WORK TO COMPLETE:
Transcribe all records exactly.

STORED ROWS:
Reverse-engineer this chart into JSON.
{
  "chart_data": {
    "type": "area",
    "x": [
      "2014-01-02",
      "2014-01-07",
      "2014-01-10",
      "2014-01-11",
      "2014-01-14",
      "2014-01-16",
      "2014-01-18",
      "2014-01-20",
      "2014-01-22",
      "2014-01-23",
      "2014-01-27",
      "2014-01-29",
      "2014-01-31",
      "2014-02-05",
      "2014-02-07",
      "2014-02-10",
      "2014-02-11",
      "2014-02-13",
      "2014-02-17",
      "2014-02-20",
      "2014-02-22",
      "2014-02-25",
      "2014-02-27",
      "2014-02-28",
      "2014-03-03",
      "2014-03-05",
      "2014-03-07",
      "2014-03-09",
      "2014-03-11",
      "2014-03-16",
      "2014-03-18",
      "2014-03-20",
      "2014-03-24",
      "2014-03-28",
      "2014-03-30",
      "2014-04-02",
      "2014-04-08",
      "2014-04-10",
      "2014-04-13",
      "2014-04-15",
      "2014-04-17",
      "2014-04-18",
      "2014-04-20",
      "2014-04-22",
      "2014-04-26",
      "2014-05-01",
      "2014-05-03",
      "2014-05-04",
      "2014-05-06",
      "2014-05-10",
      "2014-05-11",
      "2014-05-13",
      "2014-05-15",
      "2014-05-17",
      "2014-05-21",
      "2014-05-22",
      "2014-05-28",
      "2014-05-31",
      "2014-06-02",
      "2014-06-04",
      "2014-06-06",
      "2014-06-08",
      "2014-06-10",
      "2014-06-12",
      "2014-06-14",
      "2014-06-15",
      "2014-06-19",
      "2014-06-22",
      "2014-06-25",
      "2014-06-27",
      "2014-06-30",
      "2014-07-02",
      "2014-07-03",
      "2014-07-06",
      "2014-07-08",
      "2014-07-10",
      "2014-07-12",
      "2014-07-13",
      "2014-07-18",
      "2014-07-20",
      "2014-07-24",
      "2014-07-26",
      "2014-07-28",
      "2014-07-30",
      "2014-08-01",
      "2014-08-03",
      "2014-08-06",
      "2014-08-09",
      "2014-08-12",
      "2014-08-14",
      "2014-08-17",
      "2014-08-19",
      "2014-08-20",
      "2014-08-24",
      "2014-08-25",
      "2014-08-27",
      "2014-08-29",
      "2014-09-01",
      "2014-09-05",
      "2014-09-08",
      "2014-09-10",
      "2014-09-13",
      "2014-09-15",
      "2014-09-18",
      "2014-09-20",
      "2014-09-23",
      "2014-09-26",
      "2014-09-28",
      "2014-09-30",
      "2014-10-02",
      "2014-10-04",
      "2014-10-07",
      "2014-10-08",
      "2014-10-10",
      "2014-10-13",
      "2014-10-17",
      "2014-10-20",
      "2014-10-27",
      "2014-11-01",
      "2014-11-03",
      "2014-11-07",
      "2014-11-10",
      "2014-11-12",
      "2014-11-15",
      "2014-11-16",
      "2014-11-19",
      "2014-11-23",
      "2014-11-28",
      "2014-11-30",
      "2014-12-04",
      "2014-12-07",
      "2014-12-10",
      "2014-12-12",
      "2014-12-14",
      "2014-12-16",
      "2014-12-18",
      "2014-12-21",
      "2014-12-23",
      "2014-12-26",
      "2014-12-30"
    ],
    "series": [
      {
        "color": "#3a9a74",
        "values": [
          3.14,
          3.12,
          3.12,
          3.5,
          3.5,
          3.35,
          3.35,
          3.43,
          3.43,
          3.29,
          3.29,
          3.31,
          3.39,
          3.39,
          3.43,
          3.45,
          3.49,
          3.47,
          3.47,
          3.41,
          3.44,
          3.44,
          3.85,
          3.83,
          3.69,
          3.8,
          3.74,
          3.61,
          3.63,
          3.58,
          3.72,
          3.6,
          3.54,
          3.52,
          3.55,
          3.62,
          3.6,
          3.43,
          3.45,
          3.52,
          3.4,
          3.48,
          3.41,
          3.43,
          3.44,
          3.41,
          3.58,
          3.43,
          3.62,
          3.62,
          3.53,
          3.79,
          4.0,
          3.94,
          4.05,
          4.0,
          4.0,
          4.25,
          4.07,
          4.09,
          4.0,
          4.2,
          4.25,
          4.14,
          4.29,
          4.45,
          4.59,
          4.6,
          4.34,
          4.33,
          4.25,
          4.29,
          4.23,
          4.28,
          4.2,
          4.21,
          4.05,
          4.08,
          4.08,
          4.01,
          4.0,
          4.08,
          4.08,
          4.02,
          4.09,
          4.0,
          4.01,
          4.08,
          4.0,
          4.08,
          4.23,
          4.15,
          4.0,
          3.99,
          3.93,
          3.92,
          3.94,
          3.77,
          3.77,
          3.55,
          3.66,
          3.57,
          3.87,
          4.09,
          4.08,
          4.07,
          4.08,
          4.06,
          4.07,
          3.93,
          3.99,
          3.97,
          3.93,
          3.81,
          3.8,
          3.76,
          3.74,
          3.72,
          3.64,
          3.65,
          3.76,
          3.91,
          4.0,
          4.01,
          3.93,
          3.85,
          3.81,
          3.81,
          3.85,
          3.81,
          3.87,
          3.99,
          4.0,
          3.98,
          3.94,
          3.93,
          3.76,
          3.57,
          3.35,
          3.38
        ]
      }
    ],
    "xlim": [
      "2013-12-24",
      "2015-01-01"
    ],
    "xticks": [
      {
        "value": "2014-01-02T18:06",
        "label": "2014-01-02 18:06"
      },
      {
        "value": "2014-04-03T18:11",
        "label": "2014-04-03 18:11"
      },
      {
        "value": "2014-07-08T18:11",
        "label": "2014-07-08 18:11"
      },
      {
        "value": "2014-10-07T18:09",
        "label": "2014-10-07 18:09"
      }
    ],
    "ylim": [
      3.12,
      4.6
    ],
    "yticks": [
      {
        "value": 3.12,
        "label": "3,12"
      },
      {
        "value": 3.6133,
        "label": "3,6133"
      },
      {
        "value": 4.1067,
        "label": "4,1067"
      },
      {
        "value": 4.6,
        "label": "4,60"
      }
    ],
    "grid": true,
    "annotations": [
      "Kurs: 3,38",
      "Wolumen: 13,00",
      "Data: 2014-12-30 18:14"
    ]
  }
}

OUTPUT FOR THIS TASK:
Reverse-engineer this chart into JSON.
{
  "chart_data": {
    "type": "area",
    "x": [
      "2014-01-02",
      "2014-01-07",
      "2014-01-10",
      "2014-01-11",
      "2014-01-14",
      "2014-01-16",
      "2014-01-18",
      "2014-01-20",
      "2014-01-22",
      "2014-01-23",
      "2014-01-27",
      "2014-01-29",
      "2014-01-31",
      "2014-02-05",
      "2014-02-07",
      "2014-02-10",
      "2014-02-11",
      "2014-02-13",
      "2014-02-17",
      "2014-02-20",
      "2014-02-22",
      "2014-02-25",
      "2014-02-27",
      "2014-02-28",
      "2014-03-03",
      "2014-03-05",
      "2014-03-07",
      "2014-03-09",
      "2014-03-11",
      "2014-03-16",
      "2014-03-18",
      "2014-03-20",
      "2014-03-24",
      "2014-03-28",
      "2014-03-30",
      "2014-04-02",
      "2014-04-08",
      "2014-04-10",
      "2014-04-13",
      "2014-04-15",
      "2014-04-17",
      "2014-04-18",
      "2014-04-20",
      "2014-04-22",
      "2014-04-26",
      "2014-05-01",
      "2014-05-03",
      "2014-05-04",
      "2014-05-06",
      "2014-05-10",
      "2014-05-11",
      "2014-05-13",
      "2014-05-15",
      "2014-05-17",
      "2014-05-21",
      "2014-05-22",
      "2014-05-28",
      "2014-05-31",
      "2014-06-02",
      "2014-06-04",
      "2014-06-06",
      "2014-06-08",
      "2014-06-10",
      "2014-06-12",
      "2014-06-14",
      "2014-06-15",
      "2014-06-19",
      "2014-06-22",
      "2014-06-25",
      "2014-06-27",
      "2014-06-30",
      "2014-07-02",
      "2014-07-03",
      "2014-07-06",
      "2014-07-08",
      "2014-07-10",
      "2014-07-12",
      "2014-07-13",
      "2014-07-18",
      "2014-07-20",
      "2014-07-24",
      "2014-07-26",
      "2014-07-28",
      "2014-07-30",
      "2014-08-01",
      "2014-08-03",
      "2014-08-06",
      "2014-08-09",
      "2014-08-12",
      "2014-08-14",
      "2014-08-17",
      "2014-08-19",
      "2014-08-20",
      "2014-08-24",
      "2014-08-25",
      "2014-08-27",
      "2014-08-29",
      "2014-09-01",
      "2014-09-05",
      "2014-09-08",
      "2014-09-10",
      "2014-09-13",
      "2014-09-15",
      "2014-09-18",
      "2014-09-20",
      "2014-09-23",
      "2014-09-26",
      "2014-09-28",
      "2014-09-30",
      "2014-10-02",
      "2014-10-04",
      "2014-10-07",
      "2014-10-08",
      "2014-10-10",
      "2014-10-13",
      "2014-10-17",
      "2014-10-20",
      "2014-10-27",
      "2014-11-01",
      "2014-11-03",
      "2014-11-07",
      "2014-11-10",
      "2014-11-12",
      "2014-11-15",
      "2014-11-16",
      "2014-11-19",
      "2014-11-23",
      "2014-11-28",
      "2014-11-30",
      "2014-12-04",
      "2014-12-07",
      "2014-12-10",
      "2014-12-12",
      "2014-12-14",
      "2014-12-16",
      "2014-12-18",
      "2014-12-21",
      "2014-12-23",
      "2014-12-26",
      "2014-12-30"
    ],
    "series": [
      {
        "color": "#3a9a74",
        "values": [
          3.14,
          3.12,
          3.12,
          3.5,
          3.5,
          3.35,
          3.35,
          3.43,
          3.43,
          3.29,
          3.29,
          3.31,
          3.39,
          3.39,
          3.43,
          3.45,
          3.49,
          3.47,
          3.47,
          3.41,
          3.44,
          3.44,
          3.85,
          3.83,
          3.69,
          3.8,
          3.74,
          3.61,
          3.63,
          3.58,
          3.72,
          3.6,
          3.54,
          3.52,
          3.55,
          3.62,
          3.6,
          3.43,
          3.45,
          3.52,
          3.4,
          3.48,
          3.41,
          3.43,
          3.44,
          3.41,
          3.58,
          3.43,
          3.62,
          3.62,
          3.53,
          3.79,
          4.0,
          3.94,
          4.05,
          4.0,
          4.0,
          4.25,
          4.07,
          4.09,
          4.0,
          4.2,
          4.25,
          4.14,
          4.29,
          4.45,
          4.59,
          4.6,
          4.34,
          4.33,
          4.25,
          4.29,
          4.23,
          4.28,
          4.2,
          4.21,
          4.05,
          4.08,
          4.08,
          4.01,
          4.0,
          4.08,
          4.08,
          4.02,
          4.09,
          4.0,
          4.01,
          4.08,
          4.0,
          4.08,
          4.23,
          4.15,
          4.0,
          3.99,
          3.93,
          3.92,
          3.94,
          3.77,
          3.77,
          3.55,
          3.66,
          3.57,
          3.87,
          4.09,
          4.08,
          4.07,
          4.08,
          4.06,
          4.07,
          3.93,
          3.99,
          3.97,
          3.93,
          3.81,
          3.8,
          3.76,
          3.74,
          3.72,
          3.64,
          3.65,
          3.76,
          3.91,
          4.0,
          4.01,
          3.93,
          3.85,
          3.81,
          3.81,
          3.85,
          3.81,
          3.87,
          3.99,
          4.0,
          3.98,
          3.94,
          3.93,
          3.76,
          3.57,
          3.35,
          3.38
        ]
      }
    ],
    "xlim": [
      "2013-12-24",
      "2015-01-01"
    ],
    "xticks": [
      {
        "value": "2014-01-02T18:06",
        "label": "2014-01-02 18:06"
      },
      {
        "value": "2014-04-03T18:11",
        "label": "2014-04-03 18:11"
      },
      {
        "value": "2014-07-08T18:11",
        "label": "2014-07-08 18:11"
      },
      {
        "value": "2014-10-07T18:09",
        "label": "2014-10-07 18:09"
      }
    ],
    "ylim": [
      3.12,
      4.6
    ],
    "yticks": [
      {
        "value": 3.12,
        "label": "3,12"
      },
      {
        "value": 3.6133,
        "label": "3,6133"
      },
      {
        "value": 4.1067,
        "label": "4,1067"
      },
      {
        "value": 4.6,
        "label": "4,60"
      }
    ],
    "grid": true,
    "annotations": [
      "Kurs: 3,38",
      "Wolumen: 13,00",
      "Data: 2014-12-30 18:14"
    ]
  }
}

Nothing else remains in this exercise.